**PROVIDED DATA:**

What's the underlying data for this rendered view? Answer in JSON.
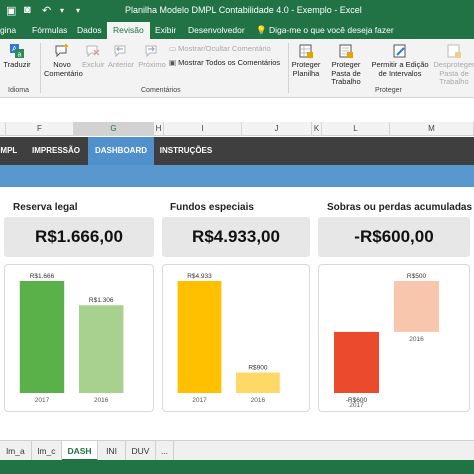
{
  "window": {
    "title": "Planilha Modelo DMPL Contabilidade 4.0 - Exemplo  -  Excel"
  },
  "ribbon_tabs": [
    "gina",
    "Fórmulas",
    "Dados",
    "Revisão",
    "Exibir",
    "Desenvolvedor"
  ],
  "tell_me": "Diga-me o que você deseja fazer",
  "ribbon": {
    "translate": "Traduzir",
    "new_comment": "Novo Comentário",
    "delete": "Excluir",
    "previous": "Anterior",
    "next": "Próximo",
    "show_hide_comment": "Mostrar/Ocultar Comentário",
    "show_all_comments": "Mostrar Todos os Comentários",
    "protect_sheet": "Proteger Planilha",
    "protect_workbook": "Proteger Pasta de Trabalho",
    "allow_edit_ranges": "Permitir a Edição de Intervalos",
    "unprotect_workbook": "Desproteger Pasta de Trabalho",
    "group_language": "Idioma",
    "group_comments": "Comentários",
    "group_protect": "Proteger"
  },
  "columns": [
    "F",
    "G",
    "H",
    "I",
    "J",
    "K",
    "L",
    "M"
  ],
  "sheet_nav": [
    "DMPL",
    "IMPRESSÃO",
    "DASHBOARD",
    "INSTRUÇÕES"
  ],
  "kpis": [
    {
      "label": "Reserva legal",
      "value": "R$1.666,00"
    },
    {
      "label": "Fundos especiais",
      "value": "R$4.933,00"
    },
    {
      "label": "Sobras ou perdas acumuladas",
      "value": "-R$600,00"
    }
  ],
  "chart_data": [
    {
      "type": "bar",
      "categories": [
        "2017",
        "2016"
      ],
      "values": [
        1666,
        1306
      ],
      "value_labels": [
        "R$1.666",
        "R$1.306"
      ],
      "colors": [
        "#5ab14a",
        "#a8d18f"
      ]
    },
    {
      "type": "bar",
      "categories": [
        "2017",
        "2016"
      ],
      "values": [
        4933,
        900
      ],
      "value_labels": [
        "R$4.933",
        "R$900"
      ],
      "colors": [
        "#ffc000",
        "#ffd966"
      ]
    },
    {
      "type": "bar",
      "categories": [
        "2017",
        "2016"
      ],
      "values": [
        -600,
        500
      ],
      "value_labels": [
        "-R$600",
        "R$500"
      ],
      "colors": [
        "#ec4a2d",
        "#f7c6ac"
      ]
    }
  ],
  "sheet_tabs": [
    "lm_a",
    "lm_c",
    "DASH",
    "INI",
    "DUV"
  ],
  "sheet_tab_extra": "..."
}
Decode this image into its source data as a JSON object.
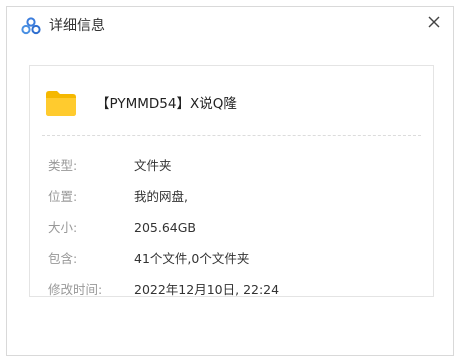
{
  "dialog": {
    "title": "详细信息",
    "app_icon": "cloud-drive-logo-icon",
    "close_icon": "close-icon"
  },
  "file": {
    "icon": "folder-icon",
    "icon_color": "#F7C531",
    "name": "【PYMMD54】X说Q隆"
  },
  "details": [
    {
      "label": "类型:",
      "value": "文件夹"
    },
    {
      "label": "位置:",
      "value": "我的网盘,"
    },
    {
      "label": "大小:",
      "value": "205.64GB"
    },
    {
      "label": "包含:",
      "value": "41个文件,0个文件夹"
    },
    {
      "label": "修改时间:",
      "value": "2022年12月10日, 22:24"
    }
  ],
  "colors": {
    "label": "#999999",
    "value": "#333333",
    "logo_blue": "#3B7DDD"
  }
}
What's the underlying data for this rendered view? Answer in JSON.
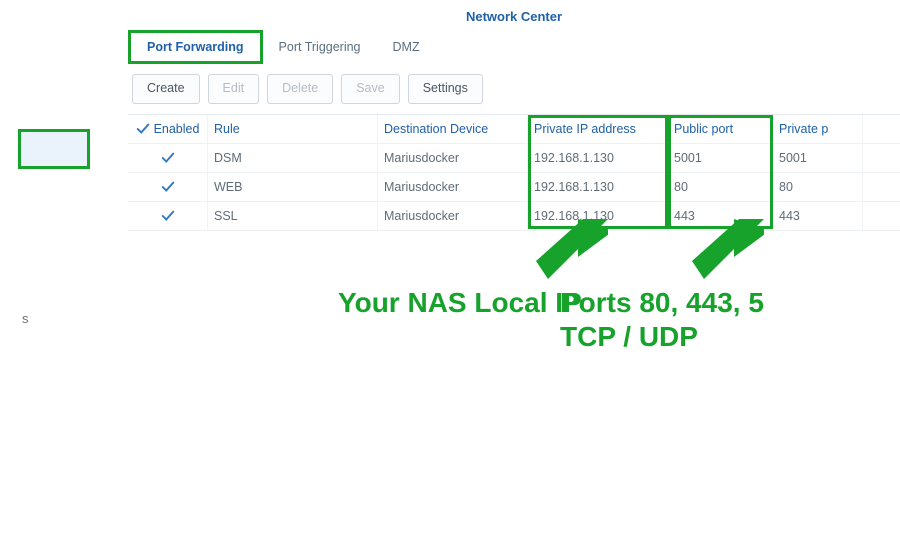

**GIVEN PROBLEM:**
Return to the listing above and set it down exactly, leaving out its pictures.

**ANSWER FOR THIS EXERCISE:**
What's the underlying data for this rendered view? Answer in JSON.
{
  "window": {
    "title": "Planilha Modelo DMPL Contabilidade 4.0 - Exemplo  -  Excel"
  },
  "ribbon_tabs": [
    "gina",
    "Fórmulas",
    "Dados",
    "Revisão",
    "Exibir",
    "Desenvolvedor"
  ],
  "tell_me": "Diga-me o que você deseja fazer",
  "ribbon": {
    "translate": "Traduzir",
    "new_comment": "Novo Comentário",
    "delete": "Excluir",
    "previous": "Anterior",
    "next": "Próximo",
    "show_hide_comment": "Mostrar/Ocultar Comentário",
    "show_all_comments": "Mostrar Todos os Comentários",
    "protect_sheet": "Proteger Planilha",
    "protect_workbook": "Proteger Pasta de Trabalho",
    "allow_edit_ranges": "Permitir a Edição de Intervalos",
    "unprotect_workbook": "Desproteger Pasta de Trabalho",
    "group_language": "Idioma",
    "group_comments": "Comentários",
    "group_protect": "Proteger"
  },
  "columns": [
    "F",
    "G",
    "H",
    "I",
    "J",
    "K",
    "L",
    "M"
  ],
  "sheet_nav": [
    "DMPL",
    "IMPRESSÃO",
    "DASHBOARD",
    "INSTRUÇÕES"
  ],
  "kpis": [
    {
      "label": "Reserva legal",
      "value": "R$1.666,00"
    },
    {
      "label": "Fundos especiais",
      "value": "R$4.933,00"
    },
    {
      "label": "Sobras ou perdas acumuladas",
      "value": "-R$600,00"
    }
  ],
  "chart_data": [
    {
      "type": "bar",
      "categories": [
        "2017",
        "2016"
      ],
      "values": [
        1666,
        1306
      ],
      "value_labels": [
        "R$1.666",
        "R$1.306"
      ],
      "colors": [
        "#5ab14a",
        "#a8d18f"
      ]
    },
    {
      "type": "bar",
      "categories": [
        "2017",
        "2016"
      ],
      "values": [
        4933,
        900
      ],
      "value_labels": [
        "R$4.933",
        "R$900"
      ],
      "colors": [
        "#ffc000",
        "#ffd966"
      ]
    },
    {
      "type": "bar",
      "categories": [
        "2017",
        "2016"
      ],
      "values": [
        -600,
        500
      ],
      "value_labels": [
        "-R$600",
        "R$500"
      ],
      "colors": [
        "#ec4a2d",
        "#f7c6ac"
      ]
    }
  ],
  "sheet_tabs": [
    "lm_a",
    "lm_c",
    "DASH",
    "INI",
    "DUV"
  ],
  "sheet_tab_extra": "..."
}
Decode this image into its source data as a JSON object.
{
  "dialog": {
    "title": "详细信息",
    "app_icon": "cloud-drive-logo-icon",
    "close_icon": "close-icon"
  },
  "file": {
    "icon": "folder-icon",
    "icon_color": "#F7C531",
    "name": "【PYMMD54】X说Q隆"
  },
  "details": [
    {
      "label": "类型:",
      "value": "文件夹"
    },
    {
      "label": "位置:",
      "value": "我的网盘,"
    },
    {
      "label": "大小:",
      "value": "205.64GB"
    },
    {
      "label": "包含:",
      "value": "41个文件,0个文件夹"
    },
    {
      "label": "修改时间:",
      "value": "2022年12月10日, 22:24"
    }
  ],
  "colors": {
    "label": "#999999",
    "value": "#333333",
    "logo_blue": "#3B7DDD"
  }
}
What's the underlying data for this rendered view? Answer in JSON.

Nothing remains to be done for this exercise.